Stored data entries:
* Begin *

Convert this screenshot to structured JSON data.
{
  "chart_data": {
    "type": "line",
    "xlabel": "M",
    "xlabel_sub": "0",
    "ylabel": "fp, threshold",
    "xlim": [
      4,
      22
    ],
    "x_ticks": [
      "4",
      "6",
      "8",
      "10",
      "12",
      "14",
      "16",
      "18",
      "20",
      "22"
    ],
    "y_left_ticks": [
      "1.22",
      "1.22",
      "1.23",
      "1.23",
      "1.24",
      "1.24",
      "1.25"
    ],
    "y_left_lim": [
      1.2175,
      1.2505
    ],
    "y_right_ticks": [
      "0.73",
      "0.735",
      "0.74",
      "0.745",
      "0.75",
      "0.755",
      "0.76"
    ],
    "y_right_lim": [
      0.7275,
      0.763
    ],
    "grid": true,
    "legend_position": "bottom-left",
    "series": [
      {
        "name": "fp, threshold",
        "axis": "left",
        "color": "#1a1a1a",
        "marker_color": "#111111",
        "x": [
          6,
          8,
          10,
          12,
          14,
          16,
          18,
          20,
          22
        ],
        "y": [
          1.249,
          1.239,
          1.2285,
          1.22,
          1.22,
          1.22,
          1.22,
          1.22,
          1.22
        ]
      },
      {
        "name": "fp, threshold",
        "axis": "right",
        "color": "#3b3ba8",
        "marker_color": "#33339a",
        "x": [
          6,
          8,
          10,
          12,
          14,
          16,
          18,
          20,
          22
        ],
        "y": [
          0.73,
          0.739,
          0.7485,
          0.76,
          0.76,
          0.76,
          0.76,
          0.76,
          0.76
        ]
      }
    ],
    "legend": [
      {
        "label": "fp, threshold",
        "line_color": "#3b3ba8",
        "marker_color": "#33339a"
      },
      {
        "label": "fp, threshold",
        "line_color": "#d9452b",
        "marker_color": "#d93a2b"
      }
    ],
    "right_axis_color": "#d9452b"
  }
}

* End *

Your task:
Go through the data and return every record exactly.

Written response:
Convert this screenshot to structured JSON data.
{
  "chart_data": {
    "type": "line",
    "xlabel": "M",
    "xlabel_sub": "0",
    "ylabel": "fp, threshold",
    "xlim": [
      4,
      22
    ],
    "x_ticks": [
      "4",
      "6",
      "8",
      "10",
      "12",
      "14",
      "16",
      "18",
      "20",
      "22"
    ],
    "y_left_ticks": [
      "1.22",
      "1.22",
      "1.23",
      "1.23",
      "1.24",
      "1.24",
      "1.25"
    ],
    "y_left_lim": [
      1.2175,
      1.2505
    ],
    "y_right_ticks": [
      "0.73",
      "0.735",
      "0.74",
      "0.745",
      "0.75",
      "0.755",
      "0.76"
    ],
    "y_right_lim": [
      0.7275,
      0.763
    ],
    "grid": true,
    "legend_position": "bottom-left",
    "series": [
      {
        "name": "fp, threshold",
        "axis": "left",
        "color": "#1a1a1a",
        "marker_color": "#111111",
        "x": [
          6,
          8,
          10,
          12,
          14,
          16,
          18,
          20,
          22
        ],
        "y": [
          1.249,
          1.239,
          1.2285,
          1.22,
          1.22,
          1.22,
          1.22,
          1.22,
          1.22
        ]
      },
      {
        "name": "fp, threshold",
        "axis": "right",
        "color": "#3b3ba8",
        "marker_color": "#33339a",
        "x": [
          6,
          8,
          10,
          12,
          14,
          16,
          18,
          20,
          22
        ],
        "y": [
          0.73,
          0.739,
          0.7485,
          0.76,
          0.76,
          0.76,
          0.76,
          0.76,
          0.76
        ]
      }
    ],
    "legend": [
      {
        "label": "fp, threshold",
        "line_color": "#3b3ba8",
        "marker_color": "#33339a"
      },
      {
        "label": "fp, threshold",
        "line_color": "#d9452b",
        "marker_color": "#d93a2b"
      }
    ],
    "right_axis_color": "#d9452b"
  }
}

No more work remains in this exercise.